--- Do this ---
Could you extract every entry below and reproduce it exactly?

--- Start Available data ---

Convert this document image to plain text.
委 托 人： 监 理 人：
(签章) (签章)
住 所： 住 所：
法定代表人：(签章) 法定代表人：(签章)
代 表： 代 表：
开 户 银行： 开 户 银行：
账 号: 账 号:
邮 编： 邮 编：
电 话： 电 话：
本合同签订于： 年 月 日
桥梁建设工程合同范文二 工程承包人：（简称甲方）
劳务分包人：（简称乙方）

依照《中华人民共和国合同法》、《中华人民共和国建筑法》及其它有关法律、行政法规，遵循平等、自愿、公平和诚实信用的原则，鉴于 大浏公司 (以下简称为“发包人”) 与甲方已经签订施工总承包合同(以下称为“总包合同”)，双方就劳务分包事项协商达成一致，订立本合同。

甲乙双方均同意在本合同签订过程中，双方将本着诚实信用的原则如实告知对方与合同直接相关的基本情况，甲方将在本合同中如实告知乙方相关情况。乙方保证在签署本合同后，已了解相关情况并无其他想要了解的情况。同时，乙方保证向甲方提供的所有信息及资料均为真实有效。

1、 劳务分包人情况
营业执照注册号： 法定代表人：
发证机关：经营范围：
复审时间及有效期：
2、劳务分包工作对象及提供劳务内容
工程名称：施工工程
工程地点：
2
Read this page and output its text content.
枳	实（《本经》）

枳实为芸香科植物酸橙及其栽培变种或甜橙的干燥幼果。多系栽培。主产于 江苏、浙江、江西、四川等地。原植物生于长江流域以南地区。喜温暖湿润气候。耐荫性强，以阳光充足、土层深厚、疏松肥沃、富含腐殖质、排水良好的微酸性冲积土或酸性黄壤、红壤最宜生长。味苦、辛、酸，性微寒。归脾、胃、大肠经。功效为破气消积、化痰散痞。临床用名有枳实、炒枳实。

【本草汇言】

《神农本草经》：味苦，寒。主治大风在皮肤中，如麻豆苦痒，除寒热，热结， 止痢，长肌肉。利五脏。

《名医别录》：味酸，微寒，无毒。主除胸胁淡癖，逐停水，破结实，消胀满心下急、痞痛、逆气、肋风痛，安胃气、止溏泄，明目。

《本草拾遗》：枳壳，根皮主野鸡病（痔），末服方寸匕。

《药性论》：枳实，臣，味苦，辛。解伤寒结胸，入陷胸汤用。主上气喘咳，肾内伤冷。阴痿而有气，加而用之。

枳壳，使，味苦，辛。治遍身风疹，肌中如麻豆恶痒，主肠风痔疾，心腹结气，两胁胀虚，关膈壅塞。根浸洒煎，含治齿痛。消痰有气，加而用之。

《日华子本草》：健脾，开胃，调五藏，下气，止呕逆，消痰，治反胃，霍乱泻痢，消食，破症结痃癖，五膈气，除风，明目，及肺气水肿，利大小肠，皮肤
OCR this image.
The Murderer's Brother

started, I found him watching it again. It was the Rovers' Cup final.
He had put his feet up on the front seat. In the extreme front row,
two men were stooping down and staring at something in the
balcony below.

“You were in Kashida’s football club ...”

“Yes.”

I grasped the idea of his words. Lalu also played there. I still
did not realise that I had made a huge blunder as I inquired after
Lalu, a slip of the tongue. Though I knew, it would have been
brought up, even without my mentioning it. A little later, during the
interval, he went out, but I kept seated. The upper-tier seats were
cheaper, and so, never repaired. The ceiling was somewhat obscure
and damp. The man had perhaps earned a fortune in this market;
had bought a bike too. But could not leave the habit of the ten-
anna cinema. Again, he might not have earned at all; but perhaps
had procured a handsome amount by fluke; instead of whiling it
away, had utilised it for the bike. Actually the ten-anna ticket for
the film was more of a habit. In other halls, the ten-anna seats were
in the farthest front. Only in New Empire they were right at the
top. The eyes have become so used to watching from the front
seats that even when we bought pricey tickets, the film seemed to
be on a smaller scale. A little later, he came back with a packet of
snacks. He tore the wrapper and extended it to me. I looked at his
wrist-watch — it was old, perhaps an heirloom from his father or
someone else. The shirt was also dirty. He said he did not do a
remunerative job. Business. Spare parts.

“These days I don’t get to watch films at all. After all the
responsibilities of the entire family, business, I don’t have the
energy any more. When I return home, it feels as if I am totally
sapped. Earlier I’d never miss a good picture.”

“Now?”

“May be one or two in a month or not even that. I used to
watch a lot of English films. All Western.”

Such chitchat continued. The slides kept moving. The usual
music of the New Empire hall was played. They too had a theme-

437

--- End Available data ---

--- Answer to the problem ---
Convert this document image to plain text.
委 托 人： 监 理 人：
(签章) (签章)
住 所： 住 所：
法定代表人：(签章) 法定代表人：(签章)
代 表： 代 表：
开 户 银行： 开 户 银行：
账 号: 账 号:
邮 编： 邮 编：
电 话： 电 话：
本合同签订于： 年 月 日
桥梁建设工程合同范文二 工程承包人：（简称甲方）
劳务分包人：（简称乙方）

依照《中华人民共和国合同法》、《中华人民共和国建筑法》及其它有关法律、行政法规，遵循平等、自愿、公平和诚实信用的原则，鉴于 大浏公司 (以下简称为“发包人”) 与甲方已经签订施工总承包合同(以下称为“总包合同”)，双方就劳务分包事项协商达成一致，订立本合同。

甲乙双方均同意在本合同签订过程中，双方将本着诚实信用的原则如实告知对方与合同直接相关的基本情况，甲方将在本合同中如实告知乙方相关情况。乙方保证在签署本合同后，已了解相关情况并无其他想要了解的情况。同时，乙方保证向甲方提供的所有信息及资料均为真实有效。

1、 劳务分包人情况
营业执照注册号： 法定代表人：
发证机关：经营范围：
复审时间及有效期：
2、劳务分包工作对象及提供劳务内容
工程名称：施工工程
工程地点：
2
Read this page and output its text content.
枳	实（《本经》）

枳实为芸香科植物酸橙及其栽培变种或甜橙的干燥幼果。多系栽培。主产于 江苏、浙江、江西、四川等地。原植物生于长江流域以南地区。喜温暖湿润气候。耐荫性强，以阳光充足、土层深厚、疏松肥沃、富含腐殖质、排水良好的微酸性冲积土或酸性黄壤、红壤最宜生长。味苦、辛、酸，性微寒。归脾、胃、大肠经。功效为破气消积、化痰散痞。临床用名有枳实、炒枳实。

【本草汇言】

《神农本草经》：味苦，寒。主治大风在皮肤中，如麻豆苦痒，除寒热，热结， 止痢，长肌肉。利五脏。

《名医别录》：味酸，微寒，无毒。主除胸胁淡癖，逐停水，破结实，消胀满心下急、痞痛、逆气、肋风痛，安胃气、止溏泄，明目。

《本草拾遗》：枳壳，根皮主野鸡病（痔），末服方寸匕。

《药性论》：枳实，臣，味苦，辛。解伤寒结胸，入陷胸汤用。主上气喘咳，肾内伤冷。阴痿而有气，加而用之。

枳壳，使，味苦，辛。治遍身风疹，肌中如麻豆恶痒，主肠风痔疾，心腹结气，两胁胀虚，关膈壅塞。根浸洒煎，含治齿痛。消痰有气，加而用之。

《日华子本草》：健脾，开胃，调五藏，下气，止呕逆，消痰，治反胃，霍乱泻痢，消食，破症结痃癖，五膈气，除风，明目，及肺气水肿，利大小肠，皮肤
OCR this image.
The Murderer's Brother

started, I found him watching it again. It was the Rovers' Cup final.
He had put his feet up on the front seat. In the extreme front row,
two men were stooping down and staring at something in the
balcony below.

“You were in Kashida’s football club ...”

“Yes.”

I grasped the idea of his words. Lalu also played there. I still
did not realise that I had made a huge blunder as I inquired after
Lalu, a slip of the tongue. Though I knew, it would have been
brought up, even without my mentioning it. A little later, during the
interval, he went out, but I kept seated. The upper-tier seats were
cheaper, and so, never repaired. The ceiling was somewhat obscure
and damp. The man had perhaps earned a fortune in this market;
had bought a bike too. But could not leave the habit of the ten-
anna cinema. Again, he might not have earned at all; but perhaps
had procured a handsome amount by fluke; instead of whiling it
away, had utilised it for the bike. Actually the ten-anna ticket for
the film was more of a habit. In other halls, the ten-anna seats were
in the farthest front. Only in New Empire they were right at the
top. The eyes have become so used to watching from the front
seats that even when we bought pricey tickets, the film seemed to
be on a smaller scale. A little later, he came back with a packet of
snacks. He tore the wrapper and extended it to me. I looked at his
wrist-watch — it was old, perhaps an heirloom from his father or
someone else. The shirt was also dirty. He said he did not do a
remunerative job. Business. Spare parts.

“These days I don’t get to watch films at all. After all the
responsibilities of the entire family, business, I don’t have the
energy any more. When I return home, it feels as if I am totally
sapped. Earlier I’d never miss a good picture.”

“Now?”

“May be one or two in a month or not even that. I used to
watch a lot of English films. All Western.”

Such chitchat continued. The slides kept moving. The usual
music of the New Empire hall was played. They too had a theme-

437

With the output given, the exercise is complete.